**Exercise requirements**
Pull every line containing the word "date" from the records.

**Dataset records**
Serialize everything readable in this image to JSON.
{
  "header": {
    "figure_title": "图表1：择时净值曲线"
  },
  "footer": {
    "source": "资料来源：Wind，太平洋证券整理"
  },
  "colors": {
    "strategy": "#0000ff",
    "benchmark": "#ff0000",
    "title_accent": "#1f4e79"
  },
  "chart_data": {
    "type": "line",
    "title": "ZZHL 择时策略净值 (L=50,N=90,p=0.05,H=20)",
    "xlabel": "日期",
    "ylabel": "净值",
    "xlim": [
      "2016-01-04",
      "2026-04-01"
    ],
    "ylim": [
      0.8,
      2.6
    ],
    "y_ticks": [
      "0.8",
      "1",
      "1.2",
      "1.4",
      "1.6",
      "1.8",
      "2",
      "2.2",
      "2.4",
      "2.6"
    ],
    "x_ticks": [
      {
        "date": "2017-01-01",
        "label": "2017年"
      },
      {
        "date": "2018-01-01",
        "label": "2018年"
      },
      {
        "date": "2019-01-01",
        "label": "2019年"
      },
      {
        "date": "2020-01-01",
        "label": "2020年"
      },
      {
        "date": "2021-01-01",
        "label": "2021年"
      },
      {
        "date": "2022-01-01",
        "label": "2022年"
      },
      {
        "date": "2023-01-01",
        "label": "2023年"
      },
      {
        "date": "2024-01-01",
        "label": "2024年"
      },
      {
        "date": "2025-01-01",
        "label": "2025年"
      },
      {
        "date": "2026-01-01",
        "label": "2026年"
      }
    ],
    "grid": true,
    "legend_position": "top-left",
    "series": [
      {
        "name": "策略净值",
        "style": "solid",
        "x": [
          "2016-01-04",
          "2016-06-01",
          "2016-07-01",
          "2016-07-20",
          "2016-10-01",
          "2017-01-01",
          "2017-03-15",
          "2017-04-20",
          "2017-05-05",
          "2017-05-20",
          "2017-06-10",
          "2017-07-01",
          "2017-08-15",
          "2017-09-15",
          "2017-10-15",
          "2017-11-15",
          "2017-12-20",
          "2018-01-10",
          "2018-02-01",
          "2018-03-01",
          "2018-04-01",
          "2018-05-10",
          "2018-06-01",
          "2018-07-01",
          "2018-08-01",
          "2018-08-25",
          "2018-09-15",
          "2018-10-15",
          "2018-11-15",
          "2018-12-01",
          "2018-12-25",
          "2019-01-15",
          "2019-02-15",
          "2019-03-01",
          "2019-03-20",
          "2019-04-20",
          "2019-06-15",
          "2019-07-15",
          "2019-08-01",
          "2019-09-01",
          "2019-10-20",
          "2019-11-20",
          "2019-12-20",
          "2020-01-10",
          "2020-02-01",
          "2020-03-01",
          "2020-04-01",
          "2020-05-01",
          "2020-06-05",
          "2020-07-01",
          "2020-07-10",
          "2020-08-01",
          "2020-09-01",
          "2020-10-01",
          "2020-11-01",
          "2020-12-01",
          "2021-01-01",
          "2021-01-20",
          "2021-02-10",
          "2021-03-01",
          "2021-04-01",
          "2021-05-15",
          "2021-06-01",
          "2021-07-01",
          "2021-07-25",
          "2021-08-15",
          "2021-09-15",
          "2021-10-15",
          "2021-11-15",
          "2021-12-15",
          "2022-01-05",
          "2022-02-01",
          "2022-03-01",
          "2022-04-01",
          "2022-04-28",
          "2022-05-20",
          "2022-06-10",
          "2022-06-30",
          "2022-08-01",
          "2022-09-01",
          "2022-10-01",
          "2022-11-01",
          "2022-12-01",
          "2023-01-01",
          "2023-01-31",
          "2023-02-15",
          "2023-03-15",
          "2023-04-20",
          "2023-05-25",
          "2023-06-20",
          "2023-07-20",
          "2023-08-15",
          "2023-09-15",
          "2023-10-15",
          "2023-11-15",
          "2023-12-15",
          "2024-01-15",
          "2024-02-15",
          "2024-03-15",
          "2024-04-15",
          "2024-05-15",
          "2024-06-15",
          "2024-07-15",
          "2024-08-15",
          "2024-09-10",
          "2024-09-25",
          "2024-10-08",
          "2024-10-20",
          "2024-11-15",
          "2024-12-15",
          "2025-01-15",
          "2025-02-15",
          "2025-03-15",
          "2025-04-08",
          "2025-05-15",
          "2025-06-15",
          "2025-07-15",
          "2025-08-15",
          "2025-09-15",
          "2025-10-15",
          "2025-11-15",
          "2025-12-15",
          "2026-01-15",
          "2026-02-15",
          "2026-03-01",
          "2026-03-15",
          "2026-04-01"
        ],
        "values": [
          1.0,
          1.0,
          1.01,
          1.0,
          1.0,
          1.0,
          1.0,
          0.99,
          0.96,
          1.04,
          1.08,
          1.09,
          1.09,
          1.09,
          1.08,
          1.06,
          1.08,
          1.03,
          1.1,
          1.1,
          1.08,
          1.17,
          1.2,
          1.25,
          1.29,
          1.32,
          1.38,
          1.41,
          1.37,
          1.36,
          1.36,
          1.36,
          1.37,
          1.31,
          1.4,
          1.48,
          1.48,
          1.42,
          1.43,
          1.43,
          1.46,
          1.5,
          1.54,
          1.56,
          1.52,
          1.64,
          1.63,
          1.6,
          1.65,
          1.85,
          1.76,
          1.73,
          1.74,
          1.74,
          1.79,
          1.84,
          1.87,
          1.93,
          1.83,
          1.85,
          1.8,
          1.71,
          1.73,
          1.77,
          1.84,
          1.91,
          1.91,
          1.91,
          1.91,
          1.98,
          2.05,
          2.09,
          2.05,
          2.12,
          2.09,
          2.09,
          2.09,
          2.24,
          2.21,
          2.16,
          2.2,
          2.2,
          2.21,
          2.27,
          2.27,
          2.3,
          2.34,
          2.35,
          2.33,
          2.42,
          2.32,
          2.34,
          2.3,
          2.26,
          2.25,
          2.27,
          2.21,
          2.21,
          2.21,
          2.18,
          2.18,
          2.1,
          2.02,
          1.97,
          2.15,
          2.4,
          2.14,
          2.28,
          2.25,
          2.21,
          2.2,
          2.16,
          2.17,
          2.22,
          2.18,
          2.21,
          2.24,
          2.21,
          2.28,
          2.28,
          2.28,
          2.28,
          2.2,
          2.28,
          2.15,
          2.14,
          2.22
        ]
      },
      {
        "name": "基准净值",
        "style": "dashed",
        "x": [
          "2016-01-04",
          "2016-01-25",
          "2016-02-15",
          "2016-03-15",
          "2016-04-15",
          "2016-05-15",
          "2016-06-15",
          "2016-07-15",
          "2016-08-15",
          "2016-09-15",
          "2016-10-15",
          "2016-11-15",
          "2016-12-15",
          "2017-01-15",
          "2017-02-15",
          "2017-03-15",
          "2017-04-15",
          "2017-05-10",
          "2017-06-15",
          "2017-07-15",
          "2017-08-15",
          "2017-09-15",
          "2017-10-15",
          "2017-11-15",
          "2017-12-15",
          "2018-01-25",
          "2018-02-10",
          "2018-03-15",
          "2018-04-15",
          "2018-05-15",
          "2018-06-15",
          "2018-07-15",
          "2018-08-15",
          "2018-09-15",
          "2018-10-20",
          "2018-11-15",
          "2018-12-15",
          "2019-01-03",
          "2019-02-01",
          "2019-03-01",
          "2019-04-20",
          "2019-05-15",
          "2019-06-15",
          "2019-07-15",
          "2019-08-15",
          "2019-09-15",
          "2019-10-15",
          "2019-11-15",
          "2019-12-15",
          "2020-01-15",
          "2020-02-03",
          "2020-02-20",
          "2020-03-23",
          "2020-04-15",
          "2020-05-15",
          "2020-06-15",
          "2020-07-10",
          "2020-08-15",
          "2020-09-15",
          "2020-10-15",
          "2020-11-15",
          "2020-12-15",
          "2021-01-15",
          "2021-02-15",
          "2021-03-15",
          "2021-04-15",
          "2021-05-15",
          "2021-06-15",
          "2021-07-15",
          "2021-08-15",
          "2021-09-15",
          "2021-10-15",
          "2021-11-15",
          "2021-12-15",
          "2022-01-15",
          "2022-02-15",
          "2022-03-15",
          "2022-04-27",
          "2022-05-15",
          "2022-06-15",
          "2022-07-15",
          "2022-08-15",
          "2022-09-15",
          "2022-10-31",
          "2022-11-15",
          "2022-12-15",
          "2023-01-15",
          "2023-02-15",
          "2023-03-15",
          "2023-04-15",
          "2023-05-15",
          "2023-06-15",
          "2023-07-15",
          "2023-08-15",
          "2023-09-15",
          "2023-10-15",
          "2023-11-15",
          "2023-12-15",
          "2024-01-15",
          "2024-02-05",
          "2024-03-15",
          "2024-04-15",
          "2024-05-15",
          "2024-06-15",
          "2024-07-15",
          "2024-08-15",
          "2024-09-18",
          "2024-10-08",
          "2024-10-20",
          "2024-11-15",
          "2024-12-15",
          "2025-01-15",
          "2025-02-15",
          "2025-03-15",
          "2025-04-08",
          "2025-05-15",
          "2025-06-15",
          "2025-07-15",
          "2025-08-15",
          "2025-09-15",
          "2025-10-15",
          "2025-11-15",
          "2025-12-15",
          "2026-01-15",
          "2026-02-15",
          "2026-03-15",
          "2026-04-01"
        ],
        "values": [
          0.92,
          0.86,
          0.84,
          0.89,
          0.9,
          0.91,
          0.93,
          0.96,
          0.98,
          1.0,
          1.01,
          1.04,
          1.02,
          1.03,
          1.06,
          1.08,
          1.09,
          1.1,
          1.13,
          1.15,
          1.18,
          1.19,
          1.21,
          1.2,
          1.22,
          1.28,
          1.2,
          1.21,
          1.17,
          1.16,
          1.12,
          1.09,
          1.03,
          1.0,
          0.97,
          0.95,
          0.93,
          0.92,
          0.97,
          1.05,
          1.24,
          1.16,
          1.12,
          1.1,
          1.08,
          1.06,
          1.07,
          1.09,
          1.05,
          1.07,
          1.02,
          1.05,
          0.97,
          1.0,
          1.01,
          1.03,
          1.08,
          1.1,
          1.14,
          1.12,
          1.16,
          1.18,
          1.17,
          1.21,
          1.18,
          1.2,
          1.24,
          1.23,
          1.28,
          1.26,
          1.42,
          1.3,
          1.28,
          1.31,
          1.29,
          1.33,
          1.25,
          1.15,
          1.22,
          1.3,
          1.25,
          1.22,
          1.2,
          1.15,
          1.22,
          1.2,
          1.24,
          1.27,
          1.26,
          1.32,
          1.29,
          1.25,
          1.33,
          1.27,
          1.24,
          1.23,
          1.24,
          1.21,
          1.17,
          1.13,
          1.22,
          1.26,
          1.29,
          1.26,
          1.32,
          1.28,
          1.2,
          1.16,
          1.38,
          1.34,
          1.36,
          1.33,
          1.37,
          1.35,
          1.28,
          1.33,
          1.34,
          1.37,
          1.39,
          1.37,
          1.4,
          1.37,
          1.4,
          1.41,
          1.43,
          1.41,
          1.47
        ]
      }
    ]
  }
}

**Written solution**
        "date": "2017-01-01",
        "date": "2018-01-01",
        "date": "2019-01-01",
        "date": "2020-01-01",
        "date": "2021-01-01",
        "date": "2022-01-01",
        "date": "2023-01-01",
        "date": "2024-01-01",
        "date": "2025-01-01",
        "date": "2026-01-01",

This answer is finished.